:: QUELLDOKUMENT
Überblick
Mit den neuen Umsatzsteuerrichtlinien 2008 hatte die Finanzverwaltung die Rechtsprechung des EuGH bei der Lieferung im Zusammenhang mit der Seeschifffahrt und der internationalen Luftfahrt umgesetzt. Danach ist eine Steuerbefreiung nach § 4 Nr. 2 i. V. mit § 8 UStG nur dann möglich, wenn die Leistung direkt an einen begünstigten Unternehmer ausgeführt wird. Bisher waren auch bestimmte Leistungen auf den Vorstufen (z. B. im Rahmen eines Reihengeschäfts) befreit, wenn am Ende der Leistungskette ein begünstigter Unternehmer stand. Die Finanzverwaltung beanstandet es aber vorläufig bei der Lieferung eines Wasserfahrzeugs oder eines Luftfahrzeugs nicht, wenn auch auf Vorstufen diese Lieferungen steuerbefreit behandelt werden, soweit im Zeitpunkt der Lieferung die begünstigte Verwendung endgültig feststeht und von den Unternehmern nachgewiesen wird.
Kommentar
Die rechtliche Problematik
Von der Steuerbegünstigung für die Seeschifffahrt sind insbesondere die Lieferungen und Arbeiten (Umbauten und Instandsetzungen) an bestimmten Seeschiffen (Seeschiffe für die gewerbliche Seeschifffahrt und Seeschiffe zur Rettung Schiffsbrüchiger) begünstigt. Aber auch Leistungen im Zusammenhang mit den Gegenständen zur Ausrüstung eines solchen Seeschiffes sind nach § 8 Abs. 1 Nr. 2 i. V. m. § 4 Nr. 2 UStG steuerfrei. Darüber hinaus sind – unter einschränkenden Voraussetzungen – auch Lieferungen von Gegenständen für die Versorgung von Seeschiffen und Kriegsschiffen steuerbefreit, § 8 Abs. 1 Nr. 3 und Nr. 4 UStG. Im Rahmen einer im Gesetz nicht näher spezifizierten Generalnorm werden abschließend alle anderen sonstigen Leistungen, die dem unmittelbaren Bedarf begünstigter Seeschiffe oder ihrer Ausrüstungsgegenstände dienen, nach § 8 Abs. 1 Nr. 5 UStG steuerbegünstigt.
::::
ANFORDERUNGEN » Fassen Sie den Absatz „Von der Steuerbegünstigung für die Seeschifffahrt“ aus dem obigen Text zur Umsatzsteuerbefreiung in der Seeschifffahrt als knappe Stichpunktliste zusammen. Alle wesentlichen Fakten bleiben erhalten.
:: AUSZUG DER AUFLISTUNG
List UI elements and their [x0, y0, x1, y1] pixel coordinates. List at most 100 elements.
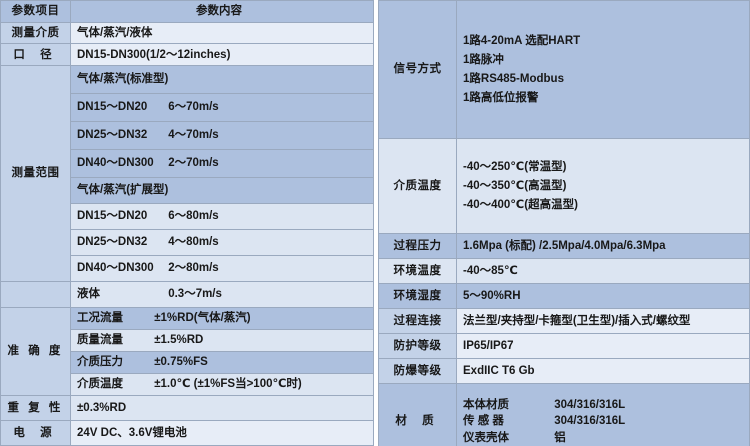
table-row-range-standard-title: 测量范围 气体/蒸汽(标准型) — [0, 65, 374, 282]
left-spec-table: 参数项目 参数内容 测量介质 气体/蒸汽/液体 口 径 DN15-DN300(1… — [0, 0, 374, 446]
row-value-process-pressure: 1.6Mpa (标配) /2.5Mpa/4.0Mpa/6.3Mpa — [456, 233, 750, 259]
table-row-range-extended-title: 气体/蒸汽(扩展型) — [1, 177, 374, 204]
accuracy-key: 介质温度 — [77, 378, 123, 391]
table-row-power: 电 源 24V DC、3.6V锂电池 — [0, 420, 374, 446]
range-size: DN15～DN20 — [77, 101, 148, 114]
accuracy-item-3: 介质压力 ±0.75%FS — [70, 351, 374, 374]
material-line-list: 本体材质 304/316/316L 传 感 器 304/316/316L 仪表壳… — [463, 397, 743, 445]
row-value-protection-grade: IP65/IP67 — [456, 333, 750, 359]
accuracy-value: ±1%RD(气体/蒸汽) — [154, 312, 251, 325]
row-label-repeatability: 重 复 性 — [0, 395, 71, 421]
range-line: DN40～DN300 2～70m/s — [77, 155, 367, 171]
accuracy-key: 介质压力 — [77, 356, 123, 369]
row-label-signal: 信号方式 — [378, 0, 457, 139]
accuracy-key: 工况流量 — [77, 312, 123, 325]
row-label-diameter-text: 口 径 — [13, 48, 58, 61]
table-row-protection-grade: 防护等级 IP65/IP67 — [378, 333, 750, 359]
accuracy-item-1: 工况流量 ±1%RD(气体/蒸汽) — [70, 307, 374, 330]
range-size: DN40～DN300 — [77, 262, 154, 275]
material-value: 304/316/316L — [554, 415, 626, 428]
range-speed: 2～70m/s — [168, 157, 219, 170]
row-label-explosion-grade: 防爆等级 — [378, 358, 457, 384]
row-label-power: 电 源 — [0, 420, 71, 446]
table-row-explosion-grade: 防爆等级 ExdIIC T6 Gb — [378, 358, 750, 384]
range-speed: 4～80m/s — [168, 236, 219, 249]
material-key: 本体材质 — [463, 399, 509, 412]
row-label-ambient-temp: 环境温度 — [378, 258, 457, 284]
accuracy-value: ±1.0℃ (±1%FS当>100℃时) — [154, 378, 302, 391]
row-value-signal: 1路4-20mA 选配HART 1路脉冲 1路RS485-Modbus 1路高低… — [456, 0, 750, 139]
table-row-ambient-temp: 环境温度 -40～85℃ — [378, 258, 750, 284]
table-row-header: 参数项目 参数内容 — [0, 0, 374, 23]
range-line: DN25～DN32 4～70m/s — [77, 127, 367, 143]
range-line: DN40～DN300 2～80m/s — [77, 260, 367, 276]
range-extended-title: 气体/蒸汽(扩展型) — [70, 177, 374, 204]
row-label-process-connection: 过程连接 — [378, 308, 457, 334]
material-value: 304/316/316L — [554, 399, 626, 412]
row-label-protection-grade: 防护等级 — [378, 333, 457, 359]
signal-line: 1路脉冲 — [463, 53, 504, 66]
range-size: DN40～DN300 — [77, 157, 154, 170]
accuracy-value: ±1.5%RD — [154, 334, 204, 347]
row-value-medium: 气体/蒸汽/液体 — [70, 21, 374, 45]
row-label-repeatability-text: 重 复 性 — [7, 401, 64, 414]
range-liquid-line: 液体 0.3～7m/s — [70, 281, 374, 308]
range-standard-title: 气体/蒸汽(标准型) — [70, 65, 374, 94]
table-row-range-liquid: 液体 0.3～7m/s — [0, 281, 374, 308]
row-label-diameter: 口 径 — [0, 43, 71, 66]
row-value-medium-temp: -40～250℃(常温型) -40～350℃(高温型) -40～400℃(超高温… — [456, 138, 750, 234]
range-size: DN15～DN20 — [77, 210, 148, 223]
range-extended-line-2: DN25～DN32 4～80m/s — [70, 229, 374, 256]
accuracy-line: 质量流量 ±1.5%RD — [77, 332, 367, 348]
range-size: 液体 — [77, 288, 100, 301]
row-label-medium-temp: 介质温度 — [378, 138, 457, 234]
table-row-accuracy-1: 准 确 度 工况流量 ±1%RD(气体/蒸汽) — [0, 307, 374, 396]
range-standard-line-2: DN25～DN32 4～70m/s — [70, 121, 374, 150]
signal-line-list: 1路4-20mA 选配HART 1路脉冲 1路RS485-Modbus 1路高低… — [463, 31, 743, 107]
table-row-material: 材 质 本体材质 304/316/316L 传 感 器 304/316/316L… — [378, 383, 750, 446]
range-speed: 6～80m/s — [168, 210, 219, 223]
medium-temp-line: -40～250℃(常温型) — [463, 160, 567, 173]
row-value-repeatability: ±0.3%RD — [70, 395, 374, 421]
row-label-medium: 测量介质 — [0, 21, 71, 45]
medium-temp-line: -40～350℃(高温型) — [463, 179, 567, 192]
medium-temp-line: -40～400℃(超高温型) — [463, 199, 578, 212]
table-row-medium: 测量介质 气体/蒸汽/液体 — [0, 21, 374, 45]
accuracy-line: 工况流量 ±1%RD(气体/蒸汽) — [77, 310, 367, 326]
table-row-range-std-3: DN40～DN300 2～70m/s — [1, 149, 374, 178]
row-label-material-text: 材 质 — [395, 415, 440, 428]
row-value-process-connection: 法兰型/夹持型/卡箍型(卫生型)/插入式/螺纹型 — [456, 308, 750, 334]
range-speed: 6～70m/s — [168, 101, 219, 114]
material-line: 仪表壳体 铝 — [463, 430, 743, 446]
material-value: 铝 — [554, 431, 566, 444]
accuracy-item-4: 介质温度 ±1.0℃ (±1%FS当>100℃时) — [70, 373, 374, 396]
range-speed: 0.3～7m/s — [168, 288, 222, 301]
header-col-item: 参数项目 — [0, 0, 71, 23]
row-label-range: 测量范围 — [0, 65, 71, 282]
row-value-explosion-grade: ExdIIC T6 Gb — [456, 358, 750, 384]
range-standard-line-3: DN40～DN300 2～70m/s — [70, 149, 374, 178]
row-label-accuracy: 准 确 度 — [0, 307, 71, 396]
table-row-diameter: 口 径 DN15-DN300(1/2～12inches) — [0, 43, 374, 66]
table-row-range-std-2: DN25～DN32 4～70m/s — [1, 121, 374, 150]
row-value-diameter: DN15-DN300(1/2～12inches) — [70, 43, 374, 66]
table-row-process-pressure: 过程压力 1.6Mpa (标配) /2.5Mpa/4.0Mpa/6.3Mpa — [378, 233, 750, 259]
row-value-ambient-humidity: 5～90%RH — [456, 283, 750, 309]
table-row-range-std-1: DN15～DN20 6～70m/s — [1, 93, 374, 122]
table-row-accuracy-2: 质量流量 ±1.5%RD — [1, 329, 374, 352]
right-spec-table: 信号方式 1路4-20mA 选配HART 1路脉冲 1路RS485-Modbus… — [378, 0, 750, 446]
accuracy-key: 质量流量 — [77, 334, 123, 347]
range-line: 液体 0.3～7m/s — [77, 286, 367, 302]
range-line: DN15～DN20 6～80m/s — [77, 208, 367, 224]
material-key: 仪表壳体 — [463, 431, 509, 444]
row-label-ambient-humidity: 环境湿度 — [378, 283, 457, 309]
row-label-range-spacer — [0, 281, 71, 308]
accuracy-value: ±0.75%FS — [154, 356, 208, 369]
row-label-power-text: 电 源 — [13, 426, 58, 439]
table-row-range-ext-3: DN40～DN300 2～80m/s — [1, 255, 374, 282]
table-row-range-ext-2: DN25～DN32 4～80m/s — [1, 229, 374, 256]
table-row-accuracy-4: 介质温度 ±1.0℃ (±1%FS当>100℃时) — [1, 373, 374, 396]
accuracy-line: 介质压力 ±0.75%FS — [77, 354, 367, 370]
table-row-process-connection: 过程连接 法兰型/夹持型/卡箍型(卫生型)/插入式/螺纹型 — [378, 308, 750, 334]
::::
ANTWORT »
- Begünstigt sind vor allem Lieferungen und Arbeiten (Umbauten, Instandsetzungen) an Seeschiffen für die gewerbliche Seeschifffahrt und an Seeschiffen zur Rettung Schiffsbrüchiger.
- Leistungen im Zusammenhang mit Gegenständen zur Ausrüstung solcher Seeschiffe sind steuerfrei (§ 8 Abs. 1 Nr. 2 i. V. m. § 4 Nr. 2 UStG).
- Lieferungen von Gegenständen zur Versorgung von Seeschiffen und Kriegsschiffen sind unter einschränkenden Voraussetzungen steuerbefreit (§ 8 Abs. 1 Nr. 3 und Nr. 4 UStG).
- Die gesetzlich nicht näher spezifizierte Generalnorm des § 8 Abs. 1 Nr. 5 UStG begünstigt abschließend alle anderen sonstigen Leistungen für den unmittelbaren Bedarf begünstigter Seeschiffe oder ihrer Ausrüstungsgegenstände.